Without the pictures, copy all the entries below exactly.

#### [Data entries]
※

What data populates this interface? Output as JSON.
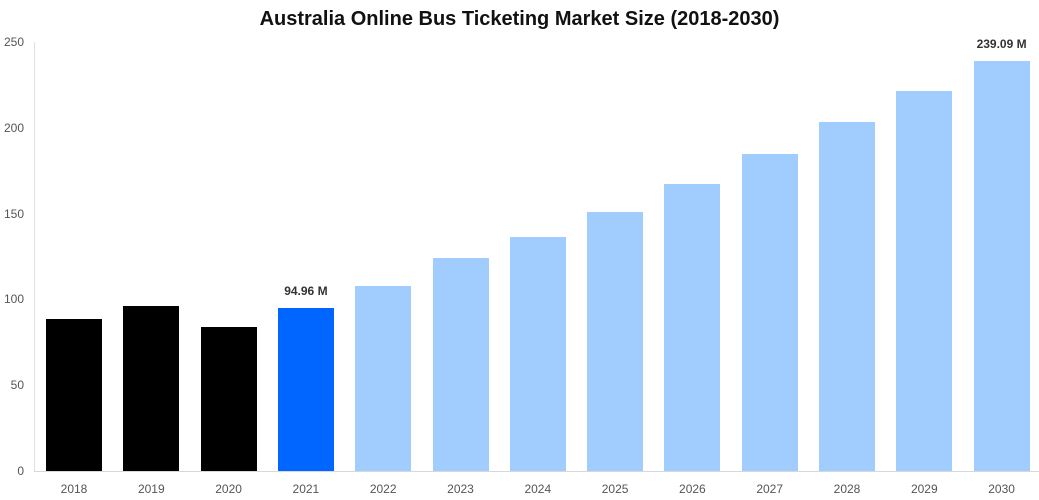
{
  "chart_data": {
    "type": "bar",
    "title": "Australia Online Bus Ticketing Market Size (2018-2030)",
    "xlabel": "",
    "ylabel": "",
    "ylim": [
      0,
      250
    ],
    "yticks": [
      0,
      50,
      100,
      150,
      200,
      250
    ],
    "grid": false,
    "legend": null,
    "categories": [
      "2018",
      "2019",
      "2020",
      "2021",
      "2022",
      "2023",
      "2024",
      "2025",
      "2026",
      "2027",
      "2028",
      "2029",
      "2030"
    ],
    "values": [
      88.6,
      96.2,
      84.0,
      94.96,
      108.0,
      124.0,
      136.5,
      151.0,
      167.0,
      184.5,
      203.5,
      221.5,
      239.09
    ],
    "colors": [
      "#000000",
      "#000000",
      "#000000",
      "#0066ff",
      "#a0cdfd",
      "#a0cdfd",
      "#a0cdfd",
      "#a0cdfd",
      "#a0cdfd",
      "#a0cdfd",
      "#a0cdfd",
      "#a0cdfd",
      "#a0cdfd"
    ],
    "annotations": [
      {
        "category": "2021",
        "text": "94.96 M"
      },
      {
        "category": "2030",
        "text": "239.09 M"
      }
    ]
  },
  "labels": {
    "title": "Australia Online Bus Ticketing Market Size (2018-2030)",
    "y": [
      "0",
      "50",
      "100",
      "150",
      "200",
      "250"
    ],
    "x": [
      "2018",
      "2019",
      "2020",
      "2021",
      "2022",
      "2023",
      "2024",
      "2025",
      "2026",
      "2027",
      "2028",
      "2029",
      "2030"
    ],
    "ann_2021": "94.96 M",
    "ann_2030": "239.09 M"
  }
}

※

#### [SOLUTION FOR THIS TASK]
What data populates this interface? Output as JSON.
{
  "chart_data": {
    "type": "bar",
    "title": "Australia Online Bus Ticketing Market Size (2018-2030)",
    "xlabel": "",
    "ylabel": "",
    "ylim": [
      0,
      250
    ],
    "yticks": [
      0,
      50,
      100,
      150,
      200,
      250
    ],
    "grid": false,
    "legend": null,
    "categories": [
      "2018",
      "2019",
      "2020",
      "2021",
      "2022",
      "2023",
      "2024",
      "2025",
      "2026",
      "2027",
      "2028",
      "2029",
      "2030"
    ],
    "values": [
      88.6,
      96.2,
      84.0,
      94.96,
      108.0,
      124.0,
      136.5,
      151.0,
      167.0,
      184.5,
      203.5,
      221.5,
      239.09
    ],
    "colors": [
      "#000000",
      "#000000",
      "#000000",
      "#0066ff",
      "#a0cdfd",
      "#a0cdfd",
      "#a0cdfd",
      "#a0cdfd",
      "#a0cdfd",
      "#a0cdfd",
      "#a0cdfd",
      "#a0cdfd",
      "#a0cdfd"
    ],
    "annotations": [
      {
        "category": "2021",
        "text": "94.96 M"
      },
      {
        "category": "2030",
        "text": "239.09 M"
      }
    ]
  },
  "labels": {
    "title": "Australia Online Bus Ticketing Market Size (2018-2030)",
    "y": [
      "0",
      "50",
      "100",
      "150",
      "200",
      "250"
    ],
    "x": [
      "2018",
      "2019",
      "2020",
      "2021",
      "2022",
      "2023",
      "2024",
      "2025",
      "2026",
      "2027",
      "2028",
      "2029",
      "2030"
    ],
    "ann_2021": "94.96 M",
    "ann_2030": "239.09 M"
  }
}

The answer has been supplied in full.